(Dataset items)
»»
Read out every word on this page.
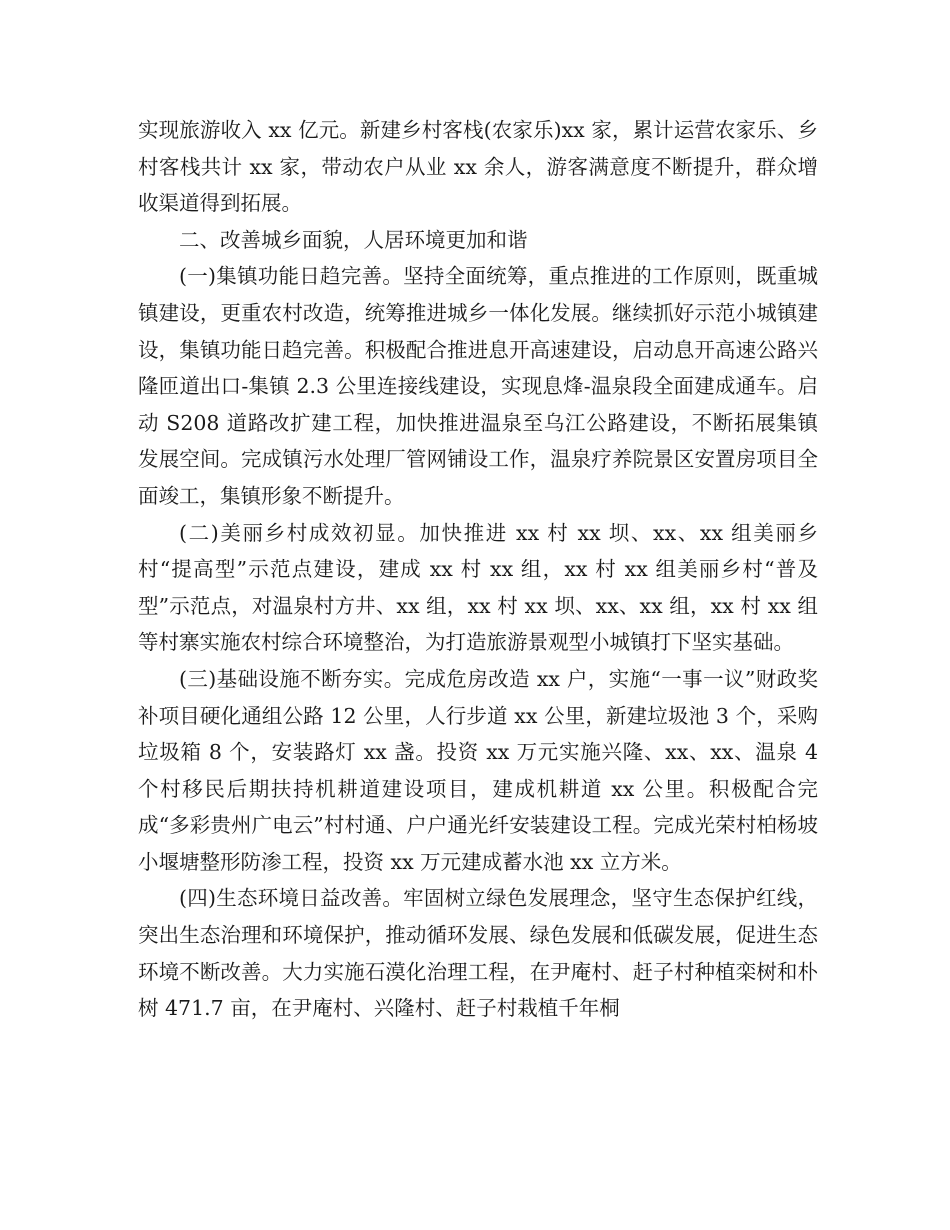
实现旅游收入 xx 亿元。新建乡村客栈(农家乐)xx 家，累计运营农家乐、乡村客栈共计 xx 家，带动农户从业 xx 余人，游客满意度不断提升，群众增收渠道得到拓展。

二、改善城乡面貌，人居环境更加和谐

(一)集镇功能日趋完善。坚持全面统筹，重点推进的工作原则，既重城镇建设，更重农村改造，统筹推进城乡一体化发展。继续抓好示范小城镇建设，集镇功能日趋完善。积极配合推进息开高速建设，启动息开高速公路兴隆匝道出口-集镇 2.3 公里连接线建设，实现息烽-温泉段全面建成通车。启动 S208 道路改扩建工程，加快推进温泉至乌江公路建设，不断拓展集镇发展空间。完成镇污水处理厂管网铺设工作，温泉疗养院景区安置房项目全面竣工，集镇形象不断提升。

(二)美丽乡村成效初显。加快推进 xx 村 xx 坝、xx、xx 组美丽乡村“提高型”示范点建设，建成 xx 村 xx 组，xx 村 xx 组美丽乡村“普及型”示范点，对温泉村方井、xx 组，xx 村 xx 坝、xx、xx 组，xx 村 xx 组等村寨实施农村综合环境整治，为打造旅游景观型小城镇打下坚实基础。

(三)基础设施不断夯实。完成危房改造 xx 户，实施“一事一议”财政奖补项目硬化通组公路 12 公里，人行步道 xx 公里，新建垃圾池 3 个，采购垃圾箱 8 个，安装路灯 xx 盏。投资 xx 万元实施兴隆、xx、xx、温泉 4 个村移民后期扶持机耕道建设项目，建成机耕道 xx 公里。积极配合完成“多彩贵州广电云”村村通、户户通光纤安装建设工程。完成光荣村柏杨坡小堰塘整形防渗工程，投资 xx 万元建成蓄水池 xx 立方米。

(四)生态环境日益改善。牢固树立绿色发展理念，坚守生态保护红线，突出生态治理和环境保护，推动循环发展、绿色发展和低碳发展，促进生态环境不断改善。大力实施石漠化治理工程，在尹庵村、赶子村种植栾树和朴树 471.7 亩，在尹庵村、兴隆村、赶子村栽植千年桐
««
• What to do:
Every entry should be returned exactly as written, minus the pictures.

• Result below:
Read out every word on this page.
实现旅游收入 xx 亿元。新建乡村客栈(农家乐)xx 家，累计运营农家乐、乡村客栈共计 xx 家，带动农户从业 xx 余人，游客满意度不断提升，群众增收渠道得到拓展。

二、改善城乡面貌，人居环境更加和谐

(一)集镇功能日趋完善。坚持全面统筹，重点推进的工作原则，既重城镇建设，更重农村改造，统筹推进城乡一体化发展。继续抓好示范小城镇建设，集镇功能日趋完善。积极配合推进息开高速建设，启动息开高速公路兴隆匝道出口-集镇 2.3 公里连接线建设，实现息烽-温泉段全面建成通车。启动 S208 道路改扩建工程，加快推进温泉至乌江公路建设，不断拓展集镇发展空间。完成镇污水处理厂管网铺设工作，温泉疗养院景区安置房项目全面竣工，集镇形象不断提升。

(二)美丽乡村成效初显。加快推进 xx 村 xx 坝、xx、xx 组美丽乡村“提高型”示范点建设，建成 xx 村 xx 组，xx 村 xx 组美丽乡村“普及型”示范点，对温泉村方井、xx 组，xx 村 xx 坝、xx、xx 组，xx 村 xx 组等村寨实施农村综合环境整治，为打造旅游景观型小城镇打下坚实基础。

(三)基础设施不断夯实。完成危房改造 xx 户，实施“一事一议”财政奖补项目硬化通组公路 12 公里，人行步道 xx 公里，新建垃圾池 3 个，采购垃圾箱 8 个，安装路灯 xx 盏。投资 xx 万元实施兴隆、xx、xx、温泉 4 个村移民后期扶持机耕道建设项目，建成机耕道 xx 公里。积极配合完成“多彩贵州广电云”村村通、户户通光纤安装建设工程。完成光荣村柏杨坡小堰塘整形防渗工程，投资 xx 万元建成蓄水池 xx 立方米。

(四)生态环境日益改善。牢固树立绿色发展理念，坚守生态保护红线，突出生态治理和环境保护，推动循环发展、绿色发展和低碳发展，促进生态环境不断改善。大力实施石漠化治理工程，在尹庵村、赶子村种植栾树和朴树 471.7 亩，在尹庵村、兴隆村、赶子村栽植千年桐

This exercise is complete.